Data supplied:
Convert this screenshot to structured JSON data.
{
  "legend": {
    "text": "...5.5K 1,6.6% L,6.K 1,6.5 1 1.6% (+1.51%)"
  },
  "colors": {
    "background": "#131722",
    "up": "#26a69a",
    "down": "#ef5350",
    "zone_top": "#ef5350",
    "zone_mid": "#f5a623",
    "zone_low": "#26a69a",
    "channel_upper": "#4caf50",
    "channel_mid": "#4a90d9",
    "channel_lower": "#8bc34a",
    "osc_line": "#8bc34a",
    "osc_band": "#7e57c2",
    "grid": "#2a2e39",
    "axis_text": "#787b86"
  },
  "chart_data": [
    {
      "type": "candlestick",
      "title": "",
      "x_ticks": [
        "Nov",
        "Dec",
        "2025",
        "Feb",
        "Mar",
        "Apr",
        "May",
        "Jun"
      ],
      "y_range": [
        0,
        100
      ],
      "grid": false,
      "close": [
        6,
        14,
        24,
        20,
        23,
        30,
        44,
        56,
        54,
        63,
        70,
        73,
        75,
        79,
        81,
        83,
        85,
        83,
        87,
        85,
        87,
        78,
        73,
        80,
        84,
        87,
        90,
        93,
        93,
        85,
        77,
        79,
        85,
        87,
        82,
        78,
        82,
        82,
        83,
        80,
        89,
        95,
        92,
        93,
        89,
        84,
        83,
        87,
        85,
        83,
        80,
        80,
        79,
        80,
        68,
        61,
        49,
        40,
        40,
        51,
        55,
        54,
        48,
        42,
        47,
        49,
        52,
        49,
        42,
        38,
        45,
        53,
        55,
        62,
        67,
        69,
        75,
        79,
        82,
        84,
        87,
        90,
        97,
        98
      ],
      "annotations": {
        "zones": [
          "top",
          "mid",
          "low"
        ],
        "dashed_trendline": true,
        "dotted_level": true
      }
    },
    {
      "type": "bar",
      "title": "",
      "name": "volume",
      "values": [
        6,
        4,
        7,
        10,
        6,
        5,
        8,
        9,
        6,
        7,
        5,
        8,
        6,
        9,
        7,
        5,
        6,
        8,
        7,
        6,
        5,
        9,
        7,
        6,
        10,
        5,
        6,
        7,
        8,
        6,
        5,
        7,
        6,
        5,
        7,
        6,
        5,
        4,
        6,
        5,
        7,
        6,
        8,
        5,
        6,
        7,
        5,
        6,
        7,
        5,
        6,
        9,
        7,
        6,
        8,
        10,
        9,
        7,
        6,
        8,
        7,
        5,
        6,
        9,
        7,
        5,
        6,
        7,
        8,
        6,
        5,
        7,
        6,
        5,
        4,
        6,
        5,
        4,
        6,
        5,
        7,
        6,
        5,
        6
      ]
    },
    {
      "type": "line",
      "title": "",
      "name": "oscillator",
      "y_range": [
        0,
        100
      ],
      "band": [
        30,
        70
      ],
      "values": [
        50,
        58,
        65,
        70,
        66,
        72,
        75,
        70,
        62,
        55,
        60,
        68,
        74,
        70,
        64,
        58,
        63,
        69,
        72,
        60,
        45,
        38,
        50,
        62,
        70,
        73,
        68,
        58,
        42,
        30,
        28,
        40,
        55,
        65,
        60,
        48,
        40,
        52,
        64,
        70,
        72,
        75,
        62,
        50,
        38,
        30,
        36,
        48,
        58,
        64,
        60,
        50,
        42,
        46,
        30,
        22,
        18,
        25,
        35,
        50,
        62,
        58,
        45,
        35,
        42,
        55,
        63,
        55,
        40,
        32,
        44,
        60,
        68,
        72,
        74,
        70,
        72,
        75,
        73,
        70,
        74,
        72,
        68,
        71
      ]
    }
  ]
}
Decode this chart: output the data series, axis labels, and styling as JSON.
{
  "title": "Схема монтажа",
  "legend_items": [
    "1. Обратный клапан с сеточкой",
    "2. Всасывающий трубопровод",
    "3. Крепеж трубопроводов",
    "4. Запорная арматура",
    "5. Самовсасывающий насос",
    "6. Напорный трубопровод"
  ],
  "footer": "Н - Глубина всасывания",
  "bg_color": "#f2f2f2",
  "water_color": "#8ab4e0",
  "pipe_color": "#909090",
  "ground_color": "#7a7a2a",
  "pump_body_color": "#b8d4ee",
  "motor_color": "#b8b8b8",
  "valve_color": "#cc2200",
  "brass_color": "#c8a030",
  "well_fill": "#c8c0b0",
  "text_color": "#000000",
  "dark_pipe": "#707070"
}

Problem requirements: Reproduce each entry exactly, leaving out nothing.

Exercise answer:
Convert this screenshot to structured JSON data.
{
  "legend": {
    "text": "...5.5K 1,6.6% L,6.K 1,6.5 1 1.6% (+1.51%)"
  },
  "colors": {
    "background": "#131722",
    "up": "#26a69a",
    "down": "#ef5350",
    "zone_top": "#ef5350",
    "zone_mid": "#f5a623",
    "zone_low": "#26a69a",
    "channel_upper": "#4caf50",
    "channel_mid": "#4a90d9",
    "channel_lower": "#8bc34a",
    "osc_line": "#8bc34a",
    "osc_band": "#7e57c2",
    "grid": "#2a2e39",
    "axis_text": "#787b86"
  },
  "chart_data": [
    {
      "type": "candlestick",
      "title": "",
      "x_ticks": [
        "Nov",
        "Dec",
        "2025",
        "Feb",
        "Mar",
        "Apr",
        "May",
        "Jun"
      ],
      "y_range": [
        0,
        100
      ],
      "grid": false,
      "close": [
        6,
        14,
        24,
        20,
        23,
        30,
        44,
        56,
        54,
        63,
        70,
        73,
        75,
        79,
        81,
        83,
        85,
        83,
        87,
        85,
        87,
        78,
        73,
        80,
        84,
        87,
        90,
        93,
        93,
        85,
        77,
        79,
        85,
        87,
        82,
        78,
        82,
        82,
        83,
        80,
        89,
        95,
        92,
        93,
        89,
        84,
        83,
        87,
        85,
        83,
        80,
        80,
        79,
        80,
        68,
        61,
        49,
        40,
        40,
        51,
        55,
        54,
        48,
        42,
        47,
        49,
        52,
        49,
        42,
        38,
        45,
        53,
        55,
        62,
        67,
        69,
        75,
        79,
        82,
        84,
        87,
        90,
        97,
        98
      ],
      "annotations": {
        "zones": [
          "top",
          "mid",
          "low"
        ],
        "dashed_trendline": true,
        "dotted_level": true
      }
    },
    {
      "type": "bar",
      "title": "",
      "name": "volume",
      "values": [
        6,
        4,
        7,
        10,
        6,
        5,
        8,
        9,
        6,
        7,
        5,
        8,
        6,
        9,
        7,
        5,
        6,
        8,
        7,
        6,
        5,
        9,
        7,
        6,
        10,
        5,
        6,
        7,
        8,
        6,
        5,
        7,
        6,
        5,
        7,
        6,
        5,
        4,
        6,
        5,
        7,
        6,
        8,
        5,
        6,
        7,
        5,
        6,
        7,
        5,
        6,
        9,
        7,
        6,
        8,
        10,
        9,
        7,
        6,
        8,
        7,
        5,
        6,
        9,
        7,
        5,
        6,
        7,
        8,
        6,
        5,
        7,
        6,
        5,
        4,
        6,
        5,
        4,
        6,
        5,
        7,
        6,
        5,
        6
      ]
    },
    {
      "type": "line",
      "title": "",
      "name": "oscillator",
      "y_range": [
        0,
        100
      ],
      "band": [
        30,
        70
      ],
      "values": [
        50,
        58,
        65,
        70,
        66,
        72,
        75,
        70,
        62,
        55,
        60,
        68,
        74,
        70,
        64,
        58,
        63,
        69,
        72,
        60,
        45,
        38,
        50,
        62,
        70,
        73,
        68,
        58,
        42,
        30,
        28,
        40,
        55,
        65,
        60,
        48,
        40,
        52,
        64,
        70,
        72,
        75,
        62,
        50,
        38,
        30,
        36,
        48,
        58,
        64,
        60,
        50,
        42,
        46,
        30,
        22,
        18,
        25,
        35,
        50,
        62,
        58,
        45,
        35,
        42,
        55,
        63,
        55,
        40,
        32,
        44,
        60,
        68,
        72,
        74,
        70,
        72,
        75,
        73,
        70,
        74,
        72,
        68,
        71
      ]
    }
  ]
}
Decode this chart: output the data series, axis labels, and styling as JSON.
{
  "title": "Схема монтажа",
  "legend_items": [
    "1. Обратный клапан с сеточкой",
    "2. Всасывающий трубопровод",
    "3. Крепеж трубопроводов",
    "4. Запорная арматура",
    "5. Самовсасывающий насос",
    "6. Напорный трубопровод"
  ],
  "footer": "Н - Глубина всасывания",
  "bg_color": "#f2f2f2",
  "water_color": "#8ab4e0",
  "pipe_color": "#909090",
  "ground_color": "#7a7a2a",
  "pump_body_color": "#b8d4ee",
  "motor_color": "#b8b8b8",
  "valve_color": "#cc2200",
  "brass_color": "#c8a030",
  "well_fill": "#c8c0b0",
  "text_color": "#000000",
  "dark_pipe": "#707070"
}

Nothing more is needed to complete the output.